## Data items
┌──

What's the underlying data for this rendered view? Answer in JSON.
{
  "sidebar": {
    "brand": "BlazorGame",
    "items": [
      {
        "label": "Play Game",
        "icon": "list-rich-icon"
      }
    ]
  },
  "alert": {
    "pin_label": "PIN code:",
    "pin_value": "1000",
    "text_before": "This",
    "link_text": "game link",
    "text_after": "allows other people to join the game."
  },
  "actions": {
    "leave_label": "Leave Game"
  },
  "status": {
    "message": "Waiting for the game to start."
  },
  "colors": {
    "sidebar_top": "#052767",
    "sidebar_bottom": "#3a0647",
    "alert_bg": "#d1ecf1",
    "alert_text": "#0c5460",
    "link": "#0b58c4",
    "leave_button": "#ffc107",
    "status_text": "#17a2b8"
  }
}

└──

## What the task requires
Each record must be returned exactly as it is written.

## Solution to the exercise
What's the underlying data for this rendered view? Answer in JSON.
{
  "sidebar": {
    "brand": "BlazorGame",
    "items": [
      {
        "label": "Play Game",
        "icon": "list-rich-icon"
      }
    ]
  },
  "alert": {
    "pin_label": "PIN code:",
    "pin_value": "1000",
    "text_before": "This",
    "link_text": "game link",
    "text_after": "allows other people to join the game."
  },
  "actions": {
    "leave_label": "Leave Game"
  },
  "status": {
    "message": "Waiting for the game to start."
  },
  "colors": {
    "sidebar_top": "#052767",
    "sidebar_bottom": "#3a0647",
    "alert_bg": "#d1ecf1",
    "alert_text": "#0c5460",
    "link": "#0b58c4",
    "leave_button": "#ffc107",
    "status_text": "#17a2b8"
  }
}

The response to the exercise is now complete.